Dataset records on visual material:
[START]
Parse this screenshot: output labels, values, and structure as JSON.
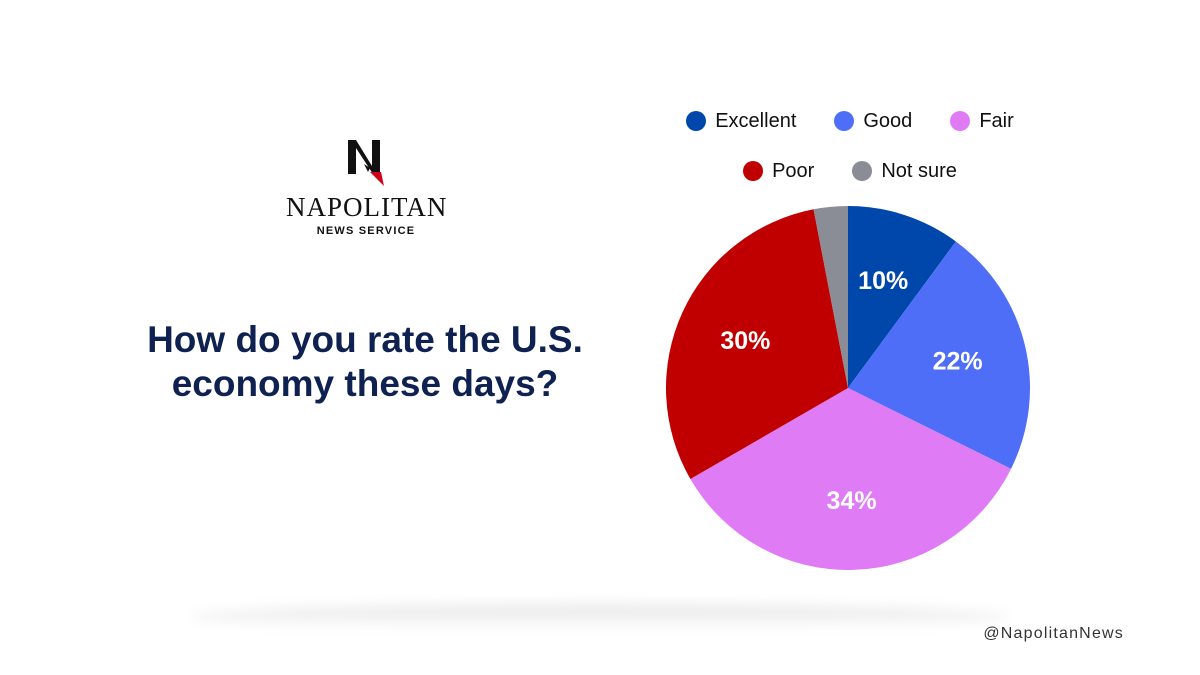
{
  "brand": {
    "name": "NAPOLITAN",
    "subtitle": "NEWS SERVICE",
    "logo_letter": "N"
  },
  "question": "How do you rate the U.S. economy these days?",
  "handle": "@NapolitanNews",
  "chart_data": {
    "type": "pie",
    "title": "How do you rate the U.S. economy these days?",
    "legend_position": "top",
    "slices": [
      {
        "label": "Excellent",
        "value": 10,
        "display": "10%",
        "color": "#0047ab"
      },
      {
        "label": "Good",
        "value": 22,
        "display": "22%",
        "color": "#4f6ef7"
      },
      {
        "label": "Fair",
        "value": 34,
        "display": "34%",
        "color": "#df7bf5"
      },
      {
        "label": "Poor",
        "value": 30,
        "display": "30%",
        "color": "#c00000"
      },
      {
        "label": "Not sure",
        "value": 3,
        "display": "",
        "color": "#8a8d95"
      }
    ]
  }
}
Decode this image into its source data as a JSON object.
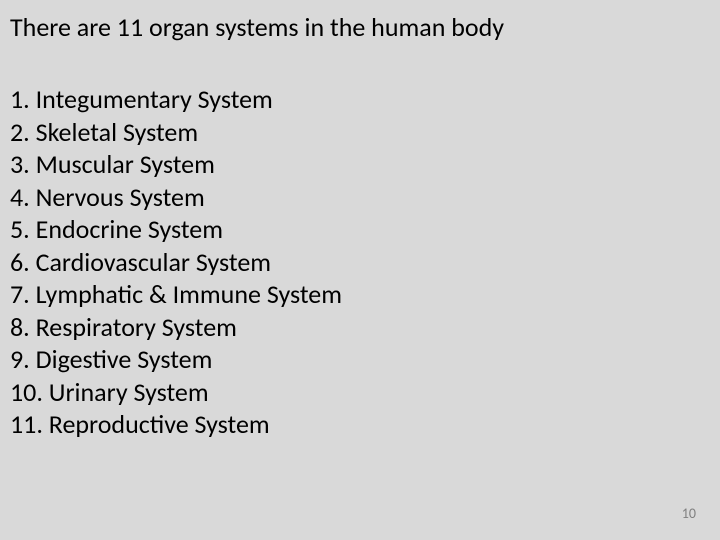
{
  "title": "There are 11 organ systems in the human body",
  "items": [
    "1. Integumentary System",
    "2. Skeletal System",
    "3. Muscular System",
    "4. Nervous System",
    "5. Endocrine System",
    "6. Cardiovascular System",
    "7. Lymphatic & Immune System",
    "8. Respiratory System",
    "9. Digestive System",
    "10. Urinary System",
    "11. Reproductive System"
  ],
  "page_number": "10",
  "colors": {
    "background": "#d9d9d9",
    "text": "#000000",
    "page_number": "#808080"
  },
  "typography": {
    "title_fontsize": 26,
    "item_fontsize": 26,
    "page_number_fontsize": 14,
    "font_family": "Calibri"
  }
}
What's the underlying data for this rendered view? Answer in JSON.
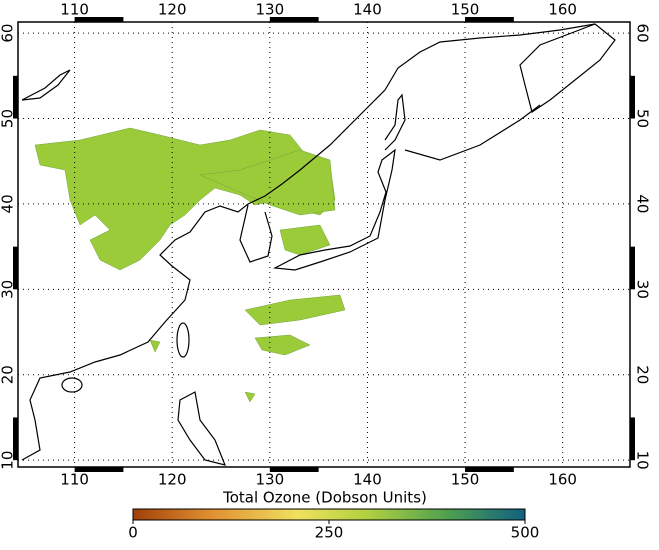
{
  "map": {
    "lon_range": [
      104.2,
      166.9
    ],
    "lat_range": [
      9.2,
      61.3
    ],
    "lon_ticks": [
      110,
      120,
      130,
      140,
      150,
      160
    ],
    "lat_ticks": [
      10,
      20,
      30,
      40,
      50,
      60
    ]
  },
  "colorbar": {
    "title": "Total Ozone (Dobson Units)",
    "range": [
      0,
      500
    ],
    "ticks": [
      0,
      250,
      500
    ]
  }
}
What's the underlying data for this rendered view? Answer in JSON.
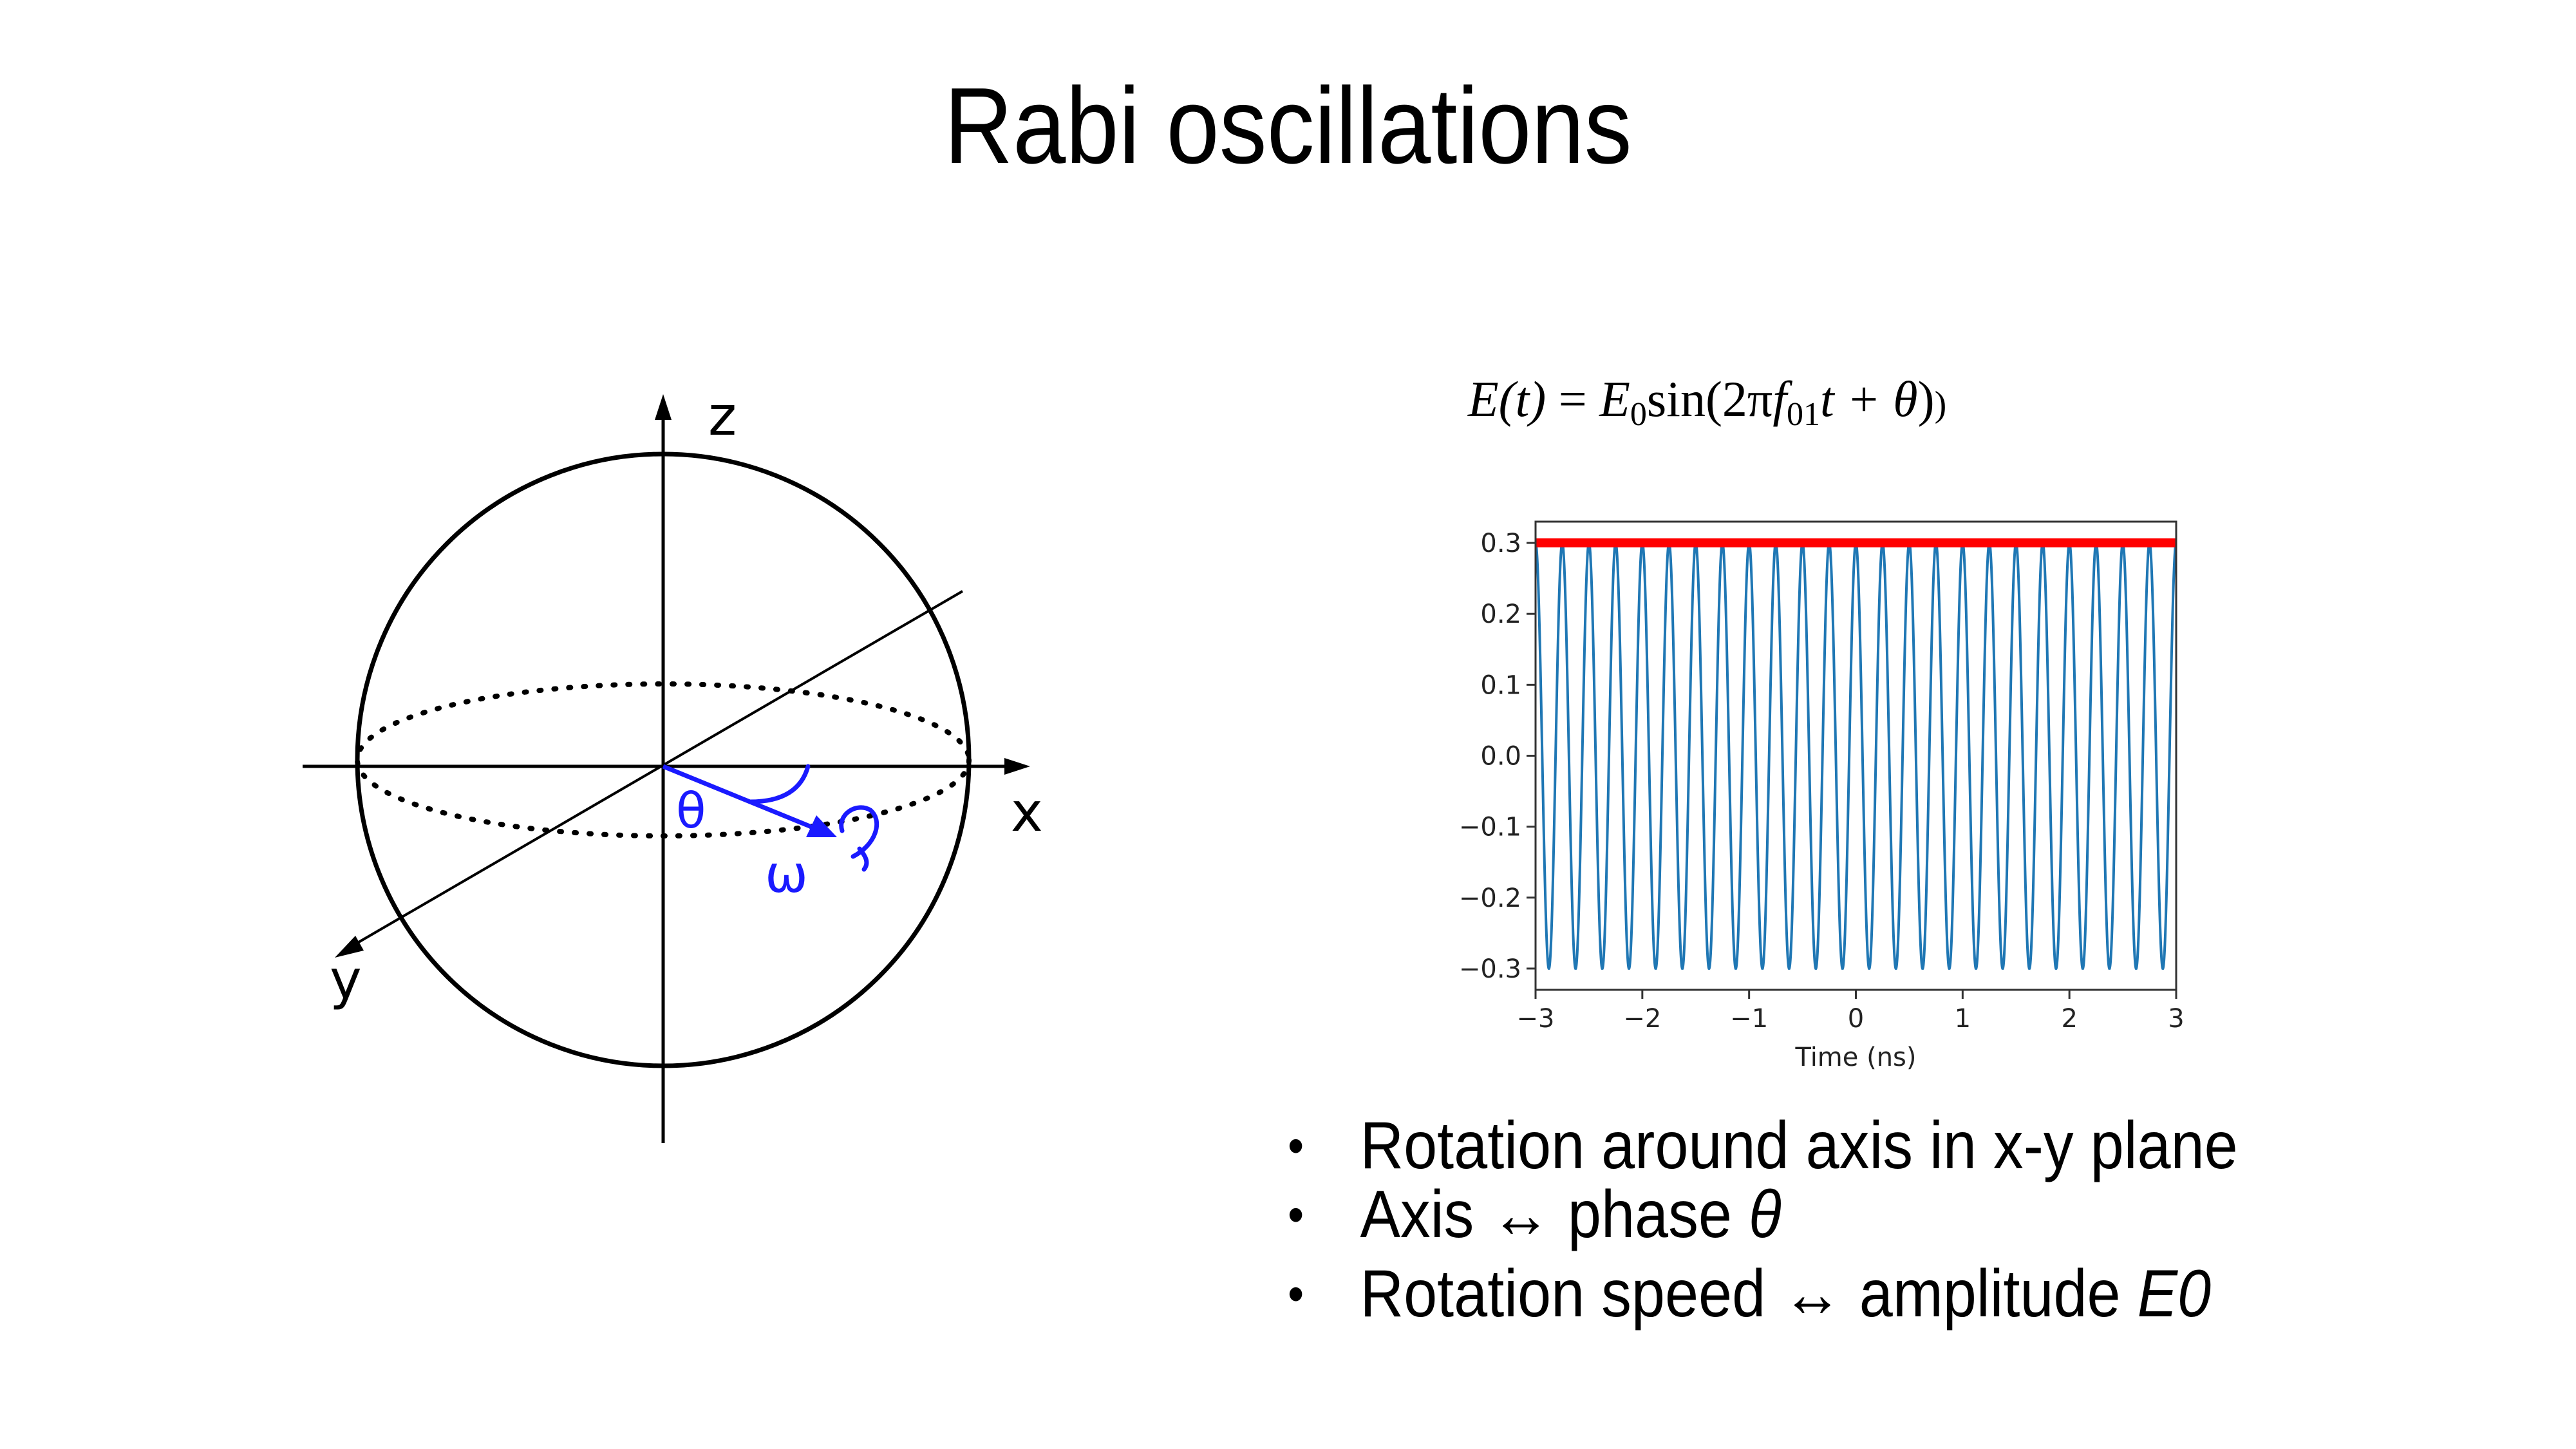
{
  "slide": {
    "title": "Rabi oscillations",
    "formula": {
      "lhs": "E(t)",
      "eq": " = ",
      "amp": "E",
      "amp_sub": "0",
      "fn": "sin(2π",
      "freq": "f",
      "freq_sub": "01",
      "tail": "t + θ",
      "close": ")",
      "extra": ")"
    },
    "bullets": [
      {
        "text": "Rotation around axis in x-y plane",
        "italic": ""
      },
      {
        "text": "Axis ↔ phase ",
        "italic": "θ"
      },
      {
        "text": "Rotation speed ↔ amplitude ",
        "italic": "E0"
      }
    ]
  },
  "bloch": {
    "axis_labels": {
      "z": "z",
      "x": "x",
      "y": "y"
    },
    "vector_labels": {
      "theta": "θ",
      "omega": "ω"
    },
    "colors": {
      "axes": "#000000",
      "vector": "#1a1aff"
    },
    "icons": [
      "rotation-arrow-icon",
      "angle-arc-icon"
    ]
  },
  "chart_data": {
    "type": "line",
    "function": "0.3*sin(2π f t)",
    "amplitude": 0.3,
    "cycles_in_range": 24,
    "xlabel": "Time (ns)",
    "ylabel": "",
    "title": "",
    "xlim": [
      -3,
      3
    ],
    "ylim": [
      -0.33,
      0.33
    ],
    "x_ticks": [
      -3,
      -2,
      -1,
      0,
      1,
      2,
      3
    ],
    "x_tick_labels": [
      "−3",
      "−2",
      "−1",
      "0",
      "1",
      "2",
      "3"
    ],
    "y_ticks": [
      0.3,
      0.2,
      0.1,
      0.0,
      -0.1,
      -0.2,
      -0.3
    ],
    "y_tick_labels": [
      "0.3",
      "0.2",
      "0.1",
      "0.0",
      "−0.1",
      "−0.2",
      "−0.3"
    ],
    "series": [
      {
        "kind": "oscillation",
        "color": "#1f77b4"
      },
      {
        "kind": "envelope",
        "value": 0.3,
        "color": "#ff0000"
      }
    ],
    "grid": false,
    "legend": "none"
  }
}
[END]
EXERCISE OBJECTIVE: Above are the records. Copy every line in them holding "rate".

TASK ANSWER:
  "question": "How do you rate the U.S. economy these days?",
    "title": "How do you rate the U.S. economy these days?",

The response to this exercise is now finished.